What you should do. Recast the rows, from the first one through the row containing "panel2-NL3-point (455, 516, 469, 531)", both included, as a numbered list with any blank lines left out.

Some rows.
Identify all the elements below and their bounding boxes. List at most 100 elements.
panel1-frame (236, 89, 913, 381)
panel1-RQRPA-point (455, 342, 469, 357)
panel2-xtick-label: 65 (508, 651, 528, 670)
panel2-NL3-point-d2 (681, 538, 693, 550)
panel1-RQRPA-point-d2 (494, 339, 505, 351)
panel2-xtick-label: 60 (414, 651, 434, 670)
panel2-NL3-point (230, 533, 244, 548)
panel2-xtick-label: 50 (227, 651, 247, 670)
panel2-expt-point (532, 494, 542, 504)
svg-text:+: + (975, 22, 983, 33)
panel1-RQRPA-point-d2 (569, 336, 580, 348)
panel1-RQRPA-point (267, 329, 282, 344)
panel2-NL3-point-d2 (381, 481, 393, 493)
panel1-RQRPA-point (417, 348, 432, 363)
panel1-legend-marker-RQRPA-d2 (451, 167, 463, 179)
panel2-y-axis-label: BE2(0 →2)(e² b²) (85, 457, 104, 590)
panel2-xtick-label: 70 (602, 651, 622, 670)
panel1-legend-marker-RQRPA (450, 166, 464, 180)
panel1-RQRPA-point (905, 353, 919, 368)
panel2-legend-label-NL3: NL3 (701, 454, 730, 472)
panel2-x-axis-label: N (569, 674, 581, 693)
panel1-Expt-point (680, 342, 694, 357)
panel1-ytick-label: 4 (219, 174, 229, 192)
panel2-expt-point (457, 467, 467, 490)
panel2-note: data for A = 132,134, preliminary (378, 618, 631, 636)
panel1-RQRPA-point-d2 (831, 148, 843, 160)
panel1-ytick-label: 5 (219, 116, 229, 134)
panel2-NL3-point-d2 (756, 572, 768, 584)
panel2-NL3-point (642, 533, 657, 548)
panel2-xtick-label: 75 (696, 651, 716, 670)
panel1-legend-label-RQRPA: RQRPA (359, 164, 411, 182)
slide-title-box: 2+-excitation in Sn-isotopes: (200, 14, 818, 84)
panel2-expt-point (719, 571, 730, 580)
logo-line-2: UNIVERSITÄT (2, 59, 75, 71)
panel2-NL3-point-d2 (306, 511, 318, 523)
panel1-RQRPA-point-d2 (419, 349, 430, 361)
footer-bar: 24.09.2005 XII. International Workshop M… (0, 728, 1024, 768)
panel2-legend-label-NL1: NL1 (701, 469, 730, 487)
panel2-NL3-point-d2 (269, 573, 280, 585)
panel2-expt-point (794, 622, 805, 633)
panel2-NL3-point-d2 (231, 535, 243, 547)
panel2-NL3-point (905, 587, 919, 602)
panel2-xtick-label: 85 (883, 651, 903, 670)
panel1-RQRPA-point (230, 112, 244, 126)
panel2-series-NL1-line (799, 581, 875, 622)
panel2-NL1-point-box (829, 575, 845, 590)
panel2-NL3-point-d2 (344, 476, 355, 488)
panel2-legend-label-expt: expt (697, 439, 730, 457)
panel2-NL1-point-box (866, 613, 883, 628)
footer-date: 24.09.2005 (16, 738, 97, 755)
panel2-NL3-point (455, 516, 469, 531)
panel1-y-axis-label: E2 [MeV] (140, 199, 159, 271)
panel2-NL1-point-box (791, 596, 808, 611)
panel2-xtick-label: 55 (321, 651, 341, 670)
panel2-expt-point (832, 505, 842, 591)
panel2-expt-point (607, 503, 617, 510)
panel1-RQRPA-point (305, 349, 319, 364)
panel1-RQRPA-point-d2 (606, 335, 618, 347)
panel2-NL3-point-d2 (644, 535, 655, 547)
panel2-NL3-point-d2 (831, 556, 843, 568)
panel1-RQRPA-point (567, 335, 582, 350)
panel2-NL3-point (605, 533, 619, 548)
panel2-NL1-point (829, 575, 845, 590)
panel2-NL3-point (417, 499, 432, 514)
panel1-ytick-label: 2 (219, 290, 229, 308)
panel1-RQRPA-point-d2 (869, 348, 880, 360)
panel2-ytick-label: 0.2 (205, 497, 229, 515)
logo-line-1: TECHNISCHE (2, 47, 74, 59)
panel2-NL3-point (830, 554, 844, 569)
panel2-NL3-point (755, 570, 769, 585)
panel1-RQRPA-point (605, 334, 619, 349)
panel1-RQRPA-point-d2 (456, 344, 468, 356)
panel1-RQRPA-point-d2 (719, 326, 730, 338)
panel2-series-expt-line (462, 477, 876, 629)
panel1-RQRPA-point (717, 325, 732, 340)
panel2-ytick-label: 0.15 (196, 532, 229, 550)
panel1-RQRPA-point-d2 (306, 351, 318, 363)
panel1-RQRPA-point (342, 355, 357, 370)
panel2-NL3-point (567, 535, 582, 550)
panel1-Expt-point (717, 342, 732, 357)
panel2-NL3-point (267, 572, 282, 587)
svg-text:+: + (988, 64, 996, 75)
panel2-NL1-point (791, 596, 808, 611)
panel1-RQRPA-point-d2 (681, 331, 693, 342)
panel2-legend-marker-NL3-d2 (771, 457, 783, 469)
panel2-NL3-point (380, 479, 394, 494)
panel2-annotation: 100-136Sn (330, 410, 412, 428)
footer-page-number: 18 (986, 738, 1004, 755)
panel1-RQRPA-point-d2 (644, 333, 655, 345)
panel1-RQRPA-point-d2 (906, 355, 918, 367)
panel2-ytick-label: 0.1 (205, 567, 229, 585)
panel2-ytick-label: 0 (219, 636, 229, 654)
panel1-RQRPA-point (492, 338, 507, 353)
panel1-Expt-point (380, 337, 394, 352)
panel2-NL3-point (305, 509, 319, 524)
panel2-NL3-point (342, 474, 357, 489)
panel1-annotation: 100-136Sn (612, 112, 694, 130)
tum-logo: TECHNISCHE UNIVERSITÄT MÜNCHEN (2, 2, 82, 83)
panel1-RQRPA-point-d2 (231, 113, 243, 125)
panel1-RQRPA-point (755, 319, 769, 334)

Answer to this exercise.
1. Identify all the elements below and their bounding boxes. List at most 100 elements.
2. panel1-frame (236, 89, 913, 381)
3. panel1-RQRPA-point (455, 342, 469, 357)
4. panel2-xtick-label: 65 (508, 651, 528, 670)
5. panel2-NL3-point-d2 (681, 538, 693, 550)
6. panel1-RQRPA-point-d2 (494, 339, 505, 351)
7. panel2-xtick-label: 60 (414, 651, 434, 670)
8. panel2-NL3-point (230, 533, 244, 548)
9. panel2-xtick-label: 50 (227, 651, 247, 670)
10. panel2-expt-point (532, 494, 542, 504)
11. svg-text:+: + (975, 22, 983, 33)
12. panel1-RQRPA-point-d2 (569, 336, 580, 348)
13. panel1-RQRPA-point (267, 329, 282, 344)
14. panel2-NL3-point-d2 (381, 481, 393, 493)
15. panel1-RQRPA-point (417, 348, 432, 363)
16. panel1-legend-marker-RQRPA-d2 (451, 167, 463, 179)
17. panel2-y-axis-label: BE2(0 →2)(e² b²) (85, 457, 104, 590)
18. panel2-xtick-label: 70 (602, 651, 622, 670)
19. panel1-legend-marker-RQRPA (450, 166, 464, 180)
20. panel1-RQRPA-point (905, 353, 919, 368)
21. panel2-legend-label-NL3: NL3 (701, 454, 730, 472)
22. panel2-x-axis-label: N (569, 674, 581, 693)
23. panel1-Expt-point (680, 342, 694, 357)
24. panel1-ytick-label: 4 (219, 174, 229, 192)
25. panel2-expt-point (457, 467, 467, 490)
26. panel2-note: data for A = 132,134, preliminary (378, 618, 631, 636)
27. panel1-RQRPA-point-d2 (831, 148, 843, 160)
28. panel1-ytick-label: 5 (219, 116, 229, 134)
29. panel2-NL3-point-d2 (756, 572, 768, 584)
30. panel2-NL3-point (642, 533, 657, 548)
31. panel2-xtick-label: 75 (696, 651, 716, 670)
32. panel1-legend-label-RQRPA: RQRPA (359, 164, 411, 182)
33. slide-title-box: 2+-excitation in Sn-isotopes: (200, 14, 818, 84)
34. panel2-expt-point (719, 571, 730, 580)
35. logo-line-2: UNIVERSITÄT (2, 59, 75, 71)
36. panel2-NL3-point-d2 (306, 511, 318, 523)
37. panel1-RQRPA-point-d2 (419, 349, 430, 361)
38. footer-bar: 24.09.2005 XII. International Workshop M… (0, 728, 1024, 768)
39. panel2-legend-label-NL1: NL1 (701, 469, 730, 487)
40. panel2-NL3-point-d2 (269, 573, 280, 585)
41. panel2-expt-point (794, 622, 805, 633)
42. panel2-NL3-point-d2 (231, 535, 243, 547)
43. panel2-NL3-point (905, 587, 919, 602)
44. panel2-xtick-label: 85 (883, 651, 903, 670)
45. panel1-RQRPA-point (230, 112, 244, 126)
46. panel2-series-NL1-line (799, 581, 875, 622)
47. panel2-NL1-point-box (829, 575, 845, 590)
48. panel2-NL3-point-d2 (344, 476, 355, 488)
49. panel2-legend-label-expt: expt (697, 439, 730, 457)
50. panel2-NL1-point-box (866, 613, 883, 628)
51. footer-date: 24.09.2005 (16, 738, 97, 755)
52. panel2-NL3-point (455, 516, 469, 531)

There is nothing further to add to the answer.